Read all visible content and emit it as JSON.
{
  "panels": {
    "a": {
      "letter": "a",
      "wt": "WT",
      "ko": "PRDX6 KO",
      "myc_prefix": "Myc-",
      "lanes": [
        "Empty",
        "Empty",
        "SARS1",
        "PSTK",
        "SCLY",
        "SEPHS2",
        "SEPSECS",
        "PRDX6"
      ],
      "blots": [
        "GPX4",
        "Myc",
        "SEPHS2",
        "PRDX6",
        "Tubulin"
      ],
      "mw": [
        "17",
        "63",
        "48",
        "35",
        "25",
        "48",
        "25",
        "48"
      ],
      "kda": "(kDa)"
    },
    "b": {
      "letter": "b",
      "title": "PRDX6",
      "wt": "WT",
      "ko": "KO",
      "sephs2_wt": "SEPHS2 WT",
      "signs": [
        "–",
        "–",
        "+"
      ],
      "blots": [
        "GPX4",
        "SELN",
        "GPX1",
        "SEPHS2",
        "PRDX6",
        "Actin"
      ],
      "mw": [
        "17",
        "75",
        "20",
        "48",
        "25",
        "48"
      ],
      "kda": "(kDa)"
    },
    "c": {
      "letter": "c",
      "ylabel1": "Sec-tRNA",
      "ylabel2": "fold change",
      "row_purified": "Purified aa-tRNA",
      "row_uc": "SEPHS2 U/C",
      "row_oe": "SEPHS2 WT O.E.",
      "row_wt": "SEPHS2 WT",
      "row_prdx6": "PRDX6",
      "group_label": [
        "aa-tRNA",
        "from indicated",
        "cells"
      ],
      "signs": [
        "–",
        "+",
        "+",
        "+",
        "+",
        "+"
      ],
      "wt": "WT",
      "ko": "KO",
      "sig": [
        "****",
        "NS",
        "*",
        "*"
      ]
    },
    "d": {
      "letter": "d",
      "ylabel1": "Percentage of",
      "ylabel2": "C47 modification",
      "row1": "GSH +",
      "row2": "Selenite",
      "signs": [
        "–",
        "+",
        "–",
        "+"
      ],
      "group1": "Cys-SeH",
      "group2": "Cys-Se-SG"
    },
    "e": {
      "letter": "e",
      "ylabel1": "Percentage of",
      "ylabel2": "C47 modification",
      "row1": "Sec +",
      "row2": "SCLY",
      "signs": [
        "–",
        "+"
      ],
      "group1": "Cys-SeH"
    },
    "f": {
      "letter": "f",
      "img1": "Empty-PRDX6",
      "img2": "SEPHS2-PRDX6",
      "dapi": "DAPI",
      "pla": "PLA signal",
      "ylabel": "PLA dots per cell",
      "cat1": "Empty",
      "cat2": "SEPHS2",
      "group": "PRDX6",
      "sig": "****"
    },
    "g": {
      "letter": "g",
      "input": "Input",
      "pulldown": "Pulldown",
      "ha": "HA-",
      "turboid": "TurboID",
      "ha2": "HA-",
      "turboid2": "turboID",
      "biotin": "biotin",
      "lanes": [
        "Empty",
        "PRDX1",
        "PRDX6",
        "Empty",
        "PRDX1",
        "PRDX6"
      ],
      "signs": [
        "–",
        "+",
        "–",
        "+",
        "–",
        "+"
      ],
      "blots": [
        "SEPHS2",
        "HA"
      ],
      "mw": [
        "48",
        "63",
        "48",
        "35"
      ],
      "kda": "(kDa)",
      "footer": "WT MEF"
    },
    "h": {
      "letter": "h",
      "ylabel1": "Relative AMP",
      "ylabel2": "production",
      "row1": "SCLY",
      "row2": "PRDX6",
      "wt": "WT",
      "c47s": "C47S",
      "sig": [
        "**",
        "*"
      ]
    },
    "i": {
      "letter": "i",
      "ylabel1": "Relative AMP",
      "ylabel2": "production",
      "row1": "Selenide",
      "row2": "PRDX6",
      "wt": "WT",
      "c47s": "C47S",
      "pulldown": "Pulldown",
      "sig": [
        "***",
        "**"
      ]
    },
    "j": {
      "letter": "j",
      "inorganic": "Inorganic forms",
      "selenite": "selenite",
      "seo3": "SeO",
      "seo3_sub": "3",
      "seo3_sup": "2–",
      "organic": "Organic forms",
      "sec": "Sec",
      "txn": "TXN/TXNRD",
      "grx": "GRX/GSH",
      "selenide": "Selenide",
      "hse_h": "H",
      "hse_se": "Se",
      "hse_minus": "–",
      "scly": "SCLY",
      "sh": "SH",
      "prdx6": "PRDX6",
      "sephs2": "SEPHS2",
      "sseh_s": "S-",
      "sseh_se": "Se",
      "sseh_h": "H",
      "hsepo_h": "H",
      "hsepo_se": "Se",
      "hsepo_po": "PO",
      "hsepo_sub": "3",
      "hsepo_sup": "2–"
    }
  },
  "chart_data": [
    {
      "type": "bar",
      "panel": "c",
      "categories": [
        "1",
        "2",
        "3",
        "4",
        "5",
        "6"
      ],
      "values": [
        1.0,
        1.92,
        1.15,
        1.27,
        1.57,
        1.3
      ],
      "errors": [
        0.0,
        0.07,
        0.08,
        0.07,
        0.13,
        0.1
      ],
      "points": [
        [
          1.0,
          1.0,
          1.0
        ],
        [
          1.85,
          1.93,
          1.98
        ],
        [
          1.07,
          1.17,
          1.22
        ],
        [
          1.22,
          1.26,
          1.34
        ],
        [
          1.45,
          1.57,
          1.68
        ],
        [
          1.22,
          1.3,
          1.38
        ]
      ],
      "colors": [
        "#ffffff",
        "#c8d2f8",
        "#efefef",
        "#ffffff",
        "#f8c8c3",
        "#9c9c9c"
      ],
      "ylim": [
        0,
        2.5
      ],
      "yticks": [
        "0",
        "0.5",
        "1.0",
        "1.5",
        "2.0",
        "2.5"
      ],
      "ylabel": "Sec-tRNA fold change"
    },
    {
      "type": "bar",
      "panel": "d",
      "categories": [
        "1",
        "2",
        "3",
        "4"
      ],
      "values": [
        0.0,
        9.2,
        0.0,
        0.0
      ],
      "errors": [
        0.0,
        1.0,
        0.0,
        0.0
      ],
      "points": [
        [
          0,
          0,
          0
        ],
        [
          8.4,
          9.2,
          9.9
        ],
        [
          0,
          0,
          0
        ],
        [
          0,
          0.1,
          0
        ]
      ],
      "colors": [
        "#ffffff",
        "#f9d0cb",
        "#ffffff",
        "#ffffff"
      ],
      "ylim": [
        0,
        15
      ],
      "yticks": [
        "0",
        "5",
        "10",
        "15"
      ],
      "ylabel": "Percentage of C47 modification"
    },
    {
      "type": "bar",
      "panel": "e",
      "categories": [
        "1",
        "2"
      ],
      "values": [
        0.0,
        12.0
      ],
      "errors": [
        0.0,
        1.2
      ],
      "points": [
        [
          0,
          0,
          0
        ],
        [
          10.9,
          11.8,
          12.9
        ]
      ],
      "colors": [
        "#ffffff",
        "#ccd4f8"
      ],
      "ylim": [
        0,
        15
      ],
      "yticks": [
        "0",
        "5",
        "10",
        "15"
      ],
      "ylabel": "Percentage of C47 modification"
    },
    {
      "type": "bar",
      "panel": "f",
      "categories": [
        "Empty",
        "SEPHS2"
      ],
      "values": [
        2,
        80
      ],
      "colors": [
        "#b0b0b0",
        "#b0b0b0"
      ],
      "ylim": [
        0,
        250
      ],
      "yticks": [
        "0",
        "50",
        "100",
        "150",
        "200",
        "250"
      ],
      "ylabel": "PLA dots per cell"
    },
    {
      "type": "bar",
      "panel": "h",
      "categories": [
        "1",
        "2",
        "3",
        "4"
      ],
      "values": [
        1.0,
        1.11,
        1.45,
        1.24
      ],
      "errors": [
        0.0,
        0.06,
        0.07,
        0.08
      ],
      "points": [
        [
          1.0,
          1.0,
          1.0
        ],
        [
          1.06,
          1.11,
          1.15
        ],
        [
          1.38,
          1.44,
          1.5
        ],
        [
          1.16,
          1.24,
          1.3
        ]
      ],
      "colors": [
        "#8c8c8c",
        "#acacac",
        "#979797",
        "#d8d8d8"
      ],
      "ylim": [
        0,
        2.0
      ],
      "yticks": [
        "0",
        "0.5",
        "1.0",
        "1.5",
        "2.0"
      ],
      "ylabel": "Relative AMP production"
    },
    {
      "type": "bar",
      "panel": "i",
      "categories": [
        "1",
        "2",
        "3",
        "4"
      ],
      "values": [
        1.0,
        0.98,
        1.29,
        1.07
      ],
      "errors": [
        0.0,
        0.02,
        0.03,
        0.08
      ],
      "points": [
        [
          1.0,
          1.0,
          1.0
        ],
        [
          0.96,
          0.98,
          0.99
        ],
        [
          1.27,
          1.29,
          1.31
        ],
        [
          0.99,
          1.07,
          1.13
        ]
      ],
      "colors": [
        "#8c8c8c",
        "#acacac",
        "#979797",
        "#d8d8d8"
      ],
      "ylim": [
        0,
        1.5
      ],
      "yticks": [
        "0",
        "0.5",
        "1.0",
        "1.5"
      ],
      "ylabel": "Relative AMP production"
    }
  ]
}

━━━━━━━━━━

**Instructions for the task**
What is the number of lines in this listing that contain the word "letter"? Answer with that number and nothing else.

**Expected answer**
10